[Extracted data entries]
----

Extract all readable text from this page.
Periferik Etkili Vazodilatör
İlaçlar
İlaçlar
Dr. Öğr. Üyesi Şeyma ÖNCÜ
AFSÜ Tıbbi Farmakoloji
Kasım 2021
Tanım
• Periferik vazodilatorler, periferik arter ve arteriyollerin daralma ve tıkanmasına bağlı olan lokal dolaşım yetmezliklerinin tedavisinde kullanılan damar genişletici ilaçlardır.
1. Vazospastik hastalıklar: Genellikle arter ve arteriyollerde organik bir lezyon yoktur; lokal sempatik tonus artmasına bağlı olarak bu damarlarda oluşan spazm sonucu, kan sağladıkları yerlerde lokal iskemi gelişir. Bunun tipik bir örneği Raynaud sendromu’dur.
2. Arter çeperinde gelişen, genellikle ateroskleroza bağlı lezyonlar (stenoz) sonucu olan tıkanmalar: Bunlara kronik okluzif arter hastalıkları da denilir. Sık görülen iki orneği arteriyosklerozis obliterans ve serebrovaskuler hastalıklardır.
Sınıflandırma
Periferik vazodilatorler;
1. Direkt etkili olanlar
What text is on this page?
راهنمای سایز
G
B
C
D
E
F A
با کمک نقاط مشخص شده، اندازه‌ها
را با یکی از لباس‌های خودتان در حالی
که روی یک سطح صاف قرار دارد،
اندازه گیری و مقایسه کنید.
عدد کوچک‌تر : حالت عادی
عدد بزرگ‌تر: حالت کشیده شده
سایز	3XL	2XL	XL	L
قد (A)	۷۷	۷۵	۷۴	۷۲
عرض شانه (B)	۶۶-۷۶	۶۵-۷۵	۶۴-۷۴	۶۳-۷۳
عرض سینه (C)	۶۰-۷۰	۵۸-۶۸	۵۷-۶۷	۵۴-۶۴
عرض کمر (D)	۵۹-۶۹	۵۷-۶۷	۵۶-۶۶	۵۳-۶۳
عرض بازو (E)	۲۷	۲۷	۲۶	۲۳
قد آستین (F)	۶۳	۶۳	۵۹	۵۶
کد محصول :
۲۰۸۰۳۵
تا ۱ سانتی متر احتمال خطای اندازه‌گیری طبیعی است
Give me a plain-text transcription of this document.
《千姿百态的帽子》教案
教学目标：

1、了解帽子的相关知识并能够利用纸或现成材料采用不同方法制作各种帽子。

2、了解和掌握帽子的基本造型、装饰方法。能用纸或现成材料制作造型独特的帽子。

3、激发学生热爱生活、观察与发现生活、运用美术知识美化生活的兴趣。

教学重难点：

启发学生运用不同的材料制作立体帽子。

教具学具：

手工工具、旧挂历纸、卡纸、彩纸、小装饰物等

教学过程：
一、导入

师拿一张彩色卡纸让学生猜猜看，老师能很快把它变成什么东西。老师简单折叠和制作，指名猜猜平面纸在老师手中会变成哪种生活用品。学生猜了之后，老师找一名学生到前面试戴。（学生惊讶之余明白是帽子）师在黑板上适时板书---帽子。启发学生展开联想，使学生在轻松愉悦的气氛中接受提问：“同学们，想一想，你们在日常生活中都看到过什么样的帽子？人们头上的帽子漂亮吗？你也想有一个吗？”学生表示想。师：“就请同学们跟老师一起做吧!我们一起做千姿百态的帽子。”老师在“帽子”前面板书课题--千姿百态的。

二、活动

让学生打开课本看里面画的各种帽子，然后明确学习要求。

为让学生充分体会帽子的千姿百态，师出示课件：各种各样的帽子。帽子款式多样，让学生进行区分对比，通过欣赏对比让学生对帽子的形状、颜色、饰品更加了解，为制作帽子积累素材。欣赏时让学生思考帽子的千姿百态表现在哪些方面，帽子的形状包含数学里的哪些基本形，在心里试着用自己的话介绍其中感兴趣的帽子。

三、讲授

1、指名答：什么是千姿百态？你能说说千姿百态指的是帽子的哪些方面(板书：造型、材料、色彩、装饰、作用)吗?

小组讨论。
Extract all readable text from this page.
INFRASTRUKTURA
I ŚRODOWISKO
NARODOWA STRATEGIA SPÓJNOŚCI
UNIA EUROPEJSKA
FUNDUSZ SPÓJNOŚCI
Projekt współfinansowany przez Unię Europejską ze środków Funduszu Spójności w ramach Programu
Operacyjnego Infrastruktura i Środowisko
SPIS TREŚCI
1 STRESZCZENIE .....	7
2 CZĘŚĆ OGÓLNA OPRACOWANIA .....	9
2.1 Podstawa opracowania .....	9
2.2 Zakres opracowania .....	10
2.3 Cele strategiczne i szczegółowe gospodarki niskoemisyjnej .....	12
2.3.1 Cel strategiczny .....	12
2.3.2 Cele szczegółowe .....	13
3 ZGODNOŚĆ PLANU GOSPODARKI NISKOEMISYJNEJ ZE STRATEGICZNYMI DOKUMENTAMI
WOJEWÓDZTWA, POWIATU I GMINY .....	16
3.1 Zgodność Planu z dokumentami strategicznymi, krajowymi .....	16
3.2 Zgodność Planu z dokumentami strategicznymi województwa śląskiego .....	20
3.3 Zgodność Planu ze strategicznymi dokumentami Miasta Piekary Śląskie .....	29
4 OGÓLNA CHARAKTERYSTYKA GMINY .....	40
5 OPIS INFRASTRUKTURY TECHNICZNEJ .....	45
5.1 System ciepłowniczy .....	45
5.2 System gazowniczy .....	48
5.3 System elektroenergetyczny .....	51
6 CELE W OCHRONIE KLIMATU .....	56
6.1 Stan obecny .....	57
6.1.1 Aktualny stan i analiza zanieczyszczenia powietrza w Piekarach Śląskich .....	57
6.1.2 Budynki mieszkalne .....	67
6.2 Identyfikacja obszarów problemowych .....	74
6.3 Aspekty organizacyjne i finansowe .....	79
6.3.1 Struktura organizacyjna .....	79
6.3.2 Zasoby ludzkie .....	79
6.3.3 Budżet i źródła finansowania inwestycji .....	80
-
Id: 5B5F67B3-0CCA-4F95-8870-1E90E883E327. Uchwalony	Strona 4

----

■ Description of the task
Provide only the count of lines in the data above that include the string "this".

■ Exercise response
4